- [YANG HARUS DIKERJAKAN]
**1)** Tuliskan ulang bagian teks tentang Rojali dan Rohana mulai dari "Beberapa alasan mengapa" sampai dengan "meski tidak berbelanja.", persis sama tanpa perubahan.
**2)** Menurut teks tentang Rojali dan Rohana, tempat apa yang dipilih banyak masyarakat sebagai tempat rekreasi gratis?

- [TEKS YANG DISEDIAKAN]
----

Popularitas Rojali dan Rohana tak lepas dari fakta bahwa banyak orang merasa “terwakili” oleh istilah ini, baik sebagai pelaku, pengamat, atau bahkan korban. Di tengah kondisi ekonomi yang menantang dan meningkatnya kebutuhan hiburan murah, banyak masyarakat memilih mal sebagai tempat rekreasi gratis.
Beberapa alasan mengapa tren ini semakin meluas:
Mal sebagai ruang publik modern: Nyaman, dingin, aman, dan penuh hiburan visual.
Budaya konten: Banyak orang datang ke mal hanya untuk membuat konten media sosial.
FOMO dan lifestyle: Nongkrong di tempat estetik dianggap gaya hidup meski tidak berbelanja.
Tekanan ekonomi: Banyak orang ingin jalan-jalan tapi tetap hemat.

----

Entri dataset tata letak
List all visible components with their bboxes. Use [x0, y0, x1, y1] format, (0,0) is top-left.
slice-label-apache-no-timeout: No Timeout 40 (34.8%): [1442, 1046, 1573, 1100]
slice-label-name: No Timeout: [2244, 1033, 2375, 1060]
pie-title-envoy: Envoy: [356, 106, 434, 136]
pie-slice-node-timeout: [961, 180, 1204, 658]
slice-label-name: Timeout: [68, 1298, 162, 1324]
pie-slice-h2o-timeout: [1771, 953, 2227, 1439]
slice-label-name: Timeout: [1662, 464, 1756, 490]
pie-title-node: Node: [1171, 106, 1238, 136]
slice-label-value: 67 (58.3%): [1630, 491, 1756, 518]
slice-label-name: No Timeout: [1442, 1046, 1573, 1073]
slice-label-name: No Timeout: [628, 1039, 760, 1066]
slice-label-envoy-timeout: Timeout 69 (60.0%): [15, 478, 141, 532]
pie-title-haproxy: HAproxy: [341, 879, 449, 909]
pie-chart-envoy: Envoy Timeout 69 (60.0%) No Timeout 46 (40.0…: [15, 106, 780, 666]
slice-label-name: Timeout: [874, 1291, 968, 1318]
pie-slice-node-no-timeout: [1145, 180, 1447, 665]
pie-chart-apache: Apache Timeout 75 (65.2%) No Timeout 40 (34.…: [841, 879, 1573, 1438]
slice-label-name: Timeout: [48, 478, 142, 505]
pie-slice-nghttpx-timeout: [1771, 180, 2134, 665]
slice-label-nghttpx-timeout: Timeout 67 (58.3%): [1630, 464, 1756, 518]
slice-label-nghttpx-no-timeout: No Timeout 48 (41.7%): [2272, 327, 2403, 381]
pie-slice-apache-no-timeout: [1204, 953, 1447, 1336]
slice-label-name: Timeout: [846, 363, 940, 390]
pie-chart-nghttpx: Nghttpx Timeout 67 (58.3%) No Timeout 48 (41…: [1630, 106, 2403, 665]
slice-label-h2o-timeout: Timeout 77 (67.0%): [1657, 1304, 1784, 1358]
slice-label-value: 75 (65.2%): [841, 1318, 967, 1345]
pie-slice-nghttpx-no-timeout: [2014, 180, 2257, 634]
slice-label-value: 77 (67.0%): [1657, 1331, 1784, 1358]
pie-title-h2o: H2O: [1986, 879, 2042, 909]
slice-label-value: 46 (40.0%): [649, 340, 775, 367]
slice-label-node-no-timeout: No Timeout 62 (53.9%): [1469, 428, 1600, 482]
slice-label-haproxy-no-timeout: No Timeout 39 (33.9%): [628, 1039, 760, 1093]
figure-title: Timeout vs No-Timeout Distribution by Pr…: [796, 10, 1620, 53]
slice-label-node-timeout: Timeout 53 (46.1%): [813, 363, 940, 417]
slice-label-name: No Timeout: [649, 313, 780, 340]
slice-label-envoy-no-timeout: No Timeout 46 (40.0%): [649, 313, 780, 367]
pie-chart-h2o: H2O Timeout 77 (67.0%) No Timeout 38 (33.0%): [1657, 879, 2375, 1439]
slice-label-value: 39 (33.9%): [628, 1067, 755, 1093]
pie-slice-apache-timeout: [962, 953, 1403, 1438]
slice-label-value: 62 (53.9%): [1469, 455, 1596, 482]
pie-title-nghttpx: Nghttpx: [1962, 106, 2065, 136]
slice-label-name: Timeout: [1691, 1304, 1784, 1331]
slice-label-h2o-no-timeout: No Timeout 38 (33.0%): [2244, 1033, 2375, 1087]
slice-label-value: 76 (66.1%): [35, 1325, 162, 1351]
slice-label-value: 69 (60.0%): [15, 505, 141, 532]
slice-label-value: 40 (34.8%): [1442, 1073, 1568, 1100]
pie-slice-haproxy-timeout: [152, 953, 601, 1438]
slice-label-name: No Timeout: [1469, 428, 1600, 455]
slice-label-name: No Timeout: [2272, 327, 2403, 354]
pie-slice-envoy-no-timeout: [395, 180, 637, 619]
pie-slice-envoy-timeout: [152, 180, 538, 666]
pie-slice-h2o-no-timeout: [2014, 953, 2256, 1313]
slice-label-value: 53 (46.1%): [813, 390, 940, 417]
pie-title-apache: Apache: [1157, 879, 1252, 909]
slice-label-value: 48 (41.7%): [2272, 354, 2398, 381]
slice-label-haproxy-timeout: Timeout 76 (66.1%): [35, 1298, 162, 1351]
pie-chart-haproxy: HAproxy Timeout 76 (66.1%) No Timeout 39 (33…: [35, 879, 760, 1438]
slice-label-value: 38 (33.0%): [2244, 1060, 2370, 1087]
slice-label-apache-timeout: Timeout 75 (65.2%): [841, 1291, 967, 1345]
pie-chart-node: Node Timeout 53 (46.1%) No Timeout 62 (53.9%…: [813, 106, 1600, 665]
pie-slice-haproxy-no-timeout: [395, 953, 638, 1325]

----

- [JAWABAN YANG DIHARAPKAN]
**1)**
Beberapa alasan mengapa tren ini semakin meluas:
Mal sebagai ruang publik modern: Nyaman, dingin, aman, dan penuh hiburan visual.
Budaya konten: Banyak orang datang ke mal hanya untuk membuat konten media sosial.
FOMO dan lifestyle: Nongkrong di tempat estetik dianggap gaya hidup meski tidak berbelanja.

**2)** Banyak masyarakat memilih mal sebagai tempat rekreasi gratis.